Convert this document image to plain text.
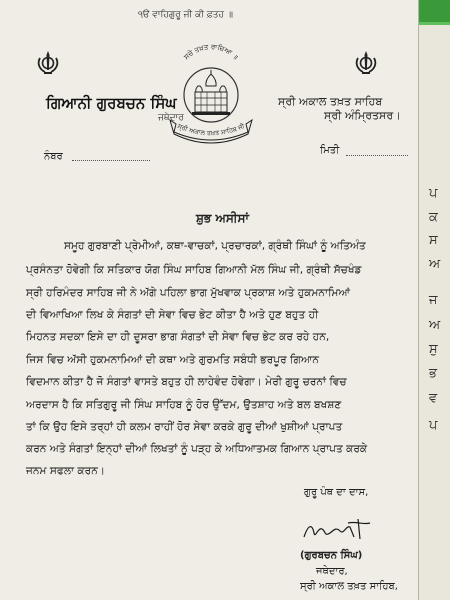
੧ੳ ਵਾਹਿਗੁਰੂ ਜੀ ਕੀ ਫ਼ਤਹ ॥
ਸਚੇ ਤਖ਼ਤ ਰਾਜ਼ਿਆ ॥
ਸ੍ਰੀ ਅਕਾਲ ਤਖ਼ਤ ਸਾਹਿਬ ਜੀ
ਗਿਆਨੀ ਗੁਰਬਚਨ ਸਿੰਘ
ਜਥੇਦਾਰ
ਸ੍ਰੀ ਅਕਾਲ ਤਖ਼ਤ ਸਾਹਿਬ
ਸ੍ਰੀ ਅੰਮ੍ਰਿਤਸਰ।
ਨੰਬਰ
ਮਿਤੀ
ਸ਼ੁਭ ਅਸੀਸਾਂ
ਸਮੂਹ ਗੁਰਬਾਣੀ ਪ੍ਰੇਮੀਆਂ, ਕਥਾ-ਵਾਚਕਾਂ, ਪ੍ਰਚਾਰਕਾਂ, ਗ੍ਰੰਥੀ ਸਿੰਘਾਂ ਨੂੰ ਅਤਿਅੰਤ
ਪ੍ਰਸੰਨਤਾ ਹੋਵੇਗੀ ਕਿ ਸਤਿਕਾਰ ਯੋਗ ਸਿੰਘ ਸਾਹਿਬ ਗਿਆਨੀ ਮੱਲ ਸਿੰਘ ਜੀ, ਗ੍ਰੰਥੀ ਸੱਚਖੰਡ
ਸ੍ਰੀ ਹਰਿਮੰਦਰ ਸਾਹਿਬ ਜੀ ਨੇ ਅੱਗੇ ਪਹਿਲਾ ਭਾਗ ਮੁੱਖਵਾਕ ਪ੍ਰਕਾਸ਼ ਅਤੇ ਹੁਕਮਨਾਮਿਆਂ
ਦੀ ਵਿਆਖਿਆ ਲਿਖ ਕੇ ਸੰਗਤਾਂ ਦੀ ਸੇਵਾ ਵਿਚ ਭੇਟ ਕੀਤਾ ਹੈ ਅਤੇ ਹੁਣ ਬਹੁਤ ਹੀ
ਮਿਹਨਤ ਸਦਕਾ ਇਸੇ ਦਾ ਹੀ ਦੂਸਰਾ ਭਾਗ ਸੰਗਤਾਂ ਦੀ ਸੇਵਾ ਵਿਚ ਭੇਟ ਕਰ ਰਹੇ ਹਨ,
ਜਿਸ ਵਿਚ ਅੱਸੀ ਹੁਕਮਨਾਮਿਆਂ ਦੀ ਕਥਾ ਅਤੇ ਗੁਰਮਤਿ ਸਬੰਧੀ ਭਰਪੂਰ ਗਿਆਨ
ਵਿਦਮਾਨ ਕੀਤਾ ਹੈ ਜੋ ਸੰਗਤਾਂ ਵਾਸਤੇ ਬਹੁਤ ਹੀ ਲਾਹੇਵੰਦ ਹੋਵੇਗਾ। ਮੇਰੀ ਗੁਰੂ ਚਰਨਾਂ ਵਿਚ
ਅਰਦਾਸ ਹੈ ਕਿ ਸਤਿਗੁਰੂ ਜੀ ਸਿੰਘ ਸਾਹਿਬ ਨੂੰ ਹੋਰ ਉੱਦਮ, ਉਤਸ਼ਾਹ ਅਤੇ ਬਲ ਬਖਸ਼ਣ
ਤਾਂ ਕਿ ਉਹ ਇਸੇ ਤਰ੍ਹਾਂ ਹੀ ਕਲਮ ਰਾਹੀਂ ਹੋਰ ਸੇਵਾ ਕਰਕੇ ਗੁਰੂ ਦੀਆਂ ਖੁਸ਼ੀਆਂ ਪ੍ਰਾਪਤ
ਕਰਨ ਅਤੇ ਸੰਗਤਾਂ ਇਨ੍ਹਾਂ ਦੀਆਂ ਲਿਖਤਾਂ ਨੂੰ ਪੜ੍ਹ ਕੇ ਅਧਿਆਤਮਕ ਗਿਆਨ ਪ੍ਰਾਪਤ ਕਰਕੇ
ਜਨਮ ਸਫਲਾ ਕਰਨ।
ਗੁਰੂ ਪੰਥ ਦਾ ਦਾਸ,
(ਗੁਰਬਚਨ ਸਿੰਘ)
ਜਥੇਦਾਰ,
ਸ੍ਰੀ ਅਕਾਲ ਤਖ਼ਤ ਸਾਹਿਬ,
ਪ
ਕ
ਸ
ਅ
ਜ
ਅ
ਸੁ
ਭ
ਵ
ਪ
============
Aim.
Write out the records above once more, word for word, with no pictures.

Problem solution.
Convert this document image to plain text.
੧ੳ ਵਾਹਿਗੁਰੂ ਜੀ ਕੀ ਫ਼ਤਹ ॥
ਸਚੇ ਤਖ਼ਤ ਰਾਜ਼ਿਆ ॥
ਸ੍ਰੀ ਅਕਾਲ ਤਖ਼ਤ ਸਾਹਿਬ ਜੀ
ਗਿਆਨੀ ਗੁਰਬਚਨ ਸਿੰਘ
ਜਥੇਦਾਰ
ਸ੍ਰੀ ਅਕਾਲ ਤਖ਼ਤ ਸਾਹਿਬ
ਸ੍ਰੀ ਅੰਮ੍ਰਿਤਸਰ।
ਨੰਬਰ
ਮਿਤੀ
ਸ਼ੁਭ ਅਸੀਸਾਂ
ਸਮੂਹ ਗੁਰਬਾਣੀ ਪ੍ਰੇਮੀਆਂ, ਕਥਾ-ਵਾਚਕਾਂ, ਪ੍ਰਚਾਰਕਾਂ, ਗ੍ਰੰਥੀ ਸਿੰਘਾਂ ਨੂੰ ਅਤਿਅੰਤ
ਪ੍ਰਸੰਨਤਾ ਹੋਵੇਗੀ ਕਿ ਸਤਿਕਾਰ ਯੋਗ ਸਿੰਘ ਸਾਹਿਬ ਗਿਆਨੀ ਮੱਲ ਸਿੰਘ ਜੀ, ਗ੍ਰੰਥੀ ਸੱਚਖੰਡ
ਸ੍ਰੀ ਹਰਿਮੰਦਰ ਸਾਹਿਬ ਜੀ ਨੇ ਅੱਗੇ ਪਹਿਲਾ ਭਾਗ ਮੁੱਖਵਾਕ ਪ੍ਰਕਾਸ਼ ਅਤੇ ਹੁਕਮਨਾਮਿਆਂ
ਦੀ ਵਿਆਖਿਆ ਲਿਖ ਕੇ ਸੰਗਤਾਂ ਦੀ ਸੇਵਾ ਵਿਚ ਭੇਟ ਕੀਤਾ ਹੈ ਅਤੇ ਹੁਣ ਬਹੁਤ ਹੀ
ਮਿਹਨਤ ਸਦਕਾ ਇਸੇ ਦਾ ਹੀ ਦੂਸਰਾ ਭਾਗ ਸੰਗਤਾਂ ਦੀ ਸੇਵਾ ਵਿਚ ਭੇਟ ਕਰ ਰਹੇ ਹਨ,
ਜਿਸ ਵਿਚ ਅੱਸੀ ਹੁਕਮਨਾਮਿਆਂ ਦੀ ਕਥਾ ਅਤੇ ਗੁਰਮਤਿ ਸਬੰਧੀ ਭਰਪੂਰ ਗਿਆਨ
ਵਿਦਮਾਨ ਕੀਤਾ ਹੈ ਜੋ ਸੰਗਤਾਂ ਵਾਸਤੇ ਬਹੁਤ ਹੀ ਲਾਹੇਵੰਦ ਹੋਵੇਗਾ। ਮੇਰੀ ਗੁਰੂ ਚਰਨਾਂ ਵਿਚ
ਅਰਦਾਸ ਹੈ ਕਿ ਸਤਿਗੁਰੂ ਜੀ ਸਿੰਘ ਸਾਹਿਬ ਨੂੰ ਹੋਰ ਉੱਦਮ, ਉਤਸ਼ਾਹ ਅਤੇ ਬਲ ਬਖਸ਼ਣ
ਤਾਂ ਕਿ ਉਹ ਇਸੇ ਤਰ੍ਹਾਂ ਹੀ ਕਲਮ ਰਾਹੀਂ ਹੋਰ ਸੇਵਾ ਕਰਕੇ ਗੁਰੂ ਦੀਆਂ ਖੁਸ਼ੀਆਂ ਪ੍ਰਾਪਤ
ਕਰਨ ਅਤੇ ਸੰਗਤਾਂ ਇਨ੍ਹਾਂ ਦੀਆਂ ਲਿਖਤਾਂ ਨੂੰ ਪੜ੍ਹ ਕੇ ਅਧਿਆਤਮਕ ਗਿਆਨ ਪ੍ਰਾਪਤ ਕਰਕੇ
ਜਨਮ ਸਫਲਾ ਕਰਨ।
ਗੁਰੂ ਪੰਥ ਦਾ ਦਾਸ,
(ਗੁਰਬਚਨ ਸਿੰਘ)
ਜਥੇਦਾਰ,
ਸ੍ਰੀ ਅਕਾਲ ਤਖ਼ਤ ਸਾਹਿਬ,
ਪ
ਕ
ਸ
ਅ
ਜ
ਅ
ਸੁ
ਭ
ਵ
ਪ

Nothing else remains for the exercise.